### ROWS
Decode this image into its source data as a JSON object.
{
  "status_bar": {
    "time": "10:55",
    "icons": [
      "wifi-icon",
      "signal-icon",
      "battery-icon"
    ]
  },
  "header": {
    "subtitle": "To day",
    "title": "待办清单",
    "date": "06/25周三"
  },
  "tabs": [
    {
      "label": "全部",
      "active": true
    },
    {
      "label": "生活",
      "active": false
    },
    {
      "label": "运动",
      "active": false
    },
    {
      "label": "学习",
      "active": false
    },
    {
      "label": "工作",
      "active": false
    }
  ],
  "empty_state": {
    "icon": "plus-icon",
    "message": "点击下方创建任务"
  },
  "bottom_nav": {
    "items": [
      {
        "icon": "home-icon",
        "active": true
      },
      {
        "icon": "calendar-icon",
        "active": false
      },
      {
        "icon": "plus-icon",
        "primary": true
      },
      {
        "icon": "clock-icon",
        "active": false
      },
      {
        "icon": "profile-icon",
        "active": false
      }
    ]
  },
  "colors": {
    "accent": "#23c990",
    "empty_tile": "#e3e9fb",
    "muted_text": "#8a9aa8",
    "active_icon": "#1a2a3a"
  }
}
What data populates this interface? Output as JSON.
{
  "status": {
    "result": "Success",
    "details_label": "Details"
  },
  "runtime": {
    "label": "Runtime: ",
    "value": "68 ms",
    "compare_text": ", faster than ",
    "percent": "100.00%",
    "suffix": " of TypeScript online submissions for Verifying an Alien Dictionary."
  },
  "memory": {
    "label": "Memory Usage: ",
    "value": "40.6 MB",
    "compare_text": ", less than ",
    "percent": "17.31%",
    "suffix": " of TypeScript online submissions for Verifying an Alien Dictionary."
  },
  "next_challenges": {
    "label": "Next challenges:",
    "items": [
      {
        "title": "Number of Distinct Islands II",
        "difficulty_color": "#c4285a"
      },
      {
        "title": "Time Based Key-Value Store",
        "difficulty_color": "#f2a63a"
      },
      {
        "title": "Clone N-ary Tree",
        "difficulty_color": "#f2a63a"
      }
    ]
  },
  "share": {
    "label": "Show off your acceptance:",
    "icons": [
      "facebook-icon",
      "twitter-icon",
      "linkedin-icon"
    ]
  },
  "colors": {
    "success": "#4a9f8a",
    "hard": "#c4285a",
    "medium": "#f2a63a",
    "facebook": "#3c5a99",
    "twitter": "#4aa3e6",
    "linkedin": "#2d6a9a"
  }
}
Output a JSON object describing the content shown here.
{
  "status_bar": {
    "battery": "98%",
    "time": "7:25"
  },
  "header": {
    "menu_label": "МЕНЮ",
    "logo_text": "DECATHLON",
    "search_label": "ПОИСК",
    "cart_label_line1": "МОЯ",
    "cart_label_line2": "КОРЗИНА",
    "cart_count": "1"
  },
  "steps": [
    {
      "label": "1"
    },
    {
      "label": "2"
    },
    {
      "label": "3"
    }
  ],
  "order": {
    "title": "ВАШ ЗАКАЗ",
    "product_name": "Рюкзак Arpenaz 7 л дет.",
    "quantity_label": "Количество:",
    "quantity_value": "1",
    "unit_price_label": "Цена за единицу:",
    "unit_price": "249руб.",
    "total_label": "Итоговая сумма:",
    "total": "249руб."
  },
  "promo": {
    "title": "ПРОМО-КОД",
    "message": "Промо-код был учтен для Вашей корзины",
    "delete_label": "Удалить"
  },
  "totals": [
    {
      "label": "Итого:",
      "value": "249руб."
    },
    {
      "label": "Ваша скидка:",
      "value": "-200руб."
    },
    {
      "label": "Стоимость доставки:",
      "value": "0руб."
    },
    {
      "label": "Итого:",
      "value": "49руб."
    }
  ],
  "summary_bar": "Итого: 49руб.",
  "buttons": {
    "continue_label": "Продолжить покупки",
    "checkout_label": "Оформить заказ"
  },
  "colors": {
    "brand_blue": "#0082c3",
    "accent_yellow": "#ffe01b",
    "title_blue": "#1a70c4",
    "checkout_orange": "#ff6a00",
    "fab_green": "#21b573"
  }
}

### THE TASK
For each line above that contains the word "data", copy that line.

### CORRECT OUTPUT
Decode this image into its source data as a JSON object.
What data populates this interface? Output as JSON.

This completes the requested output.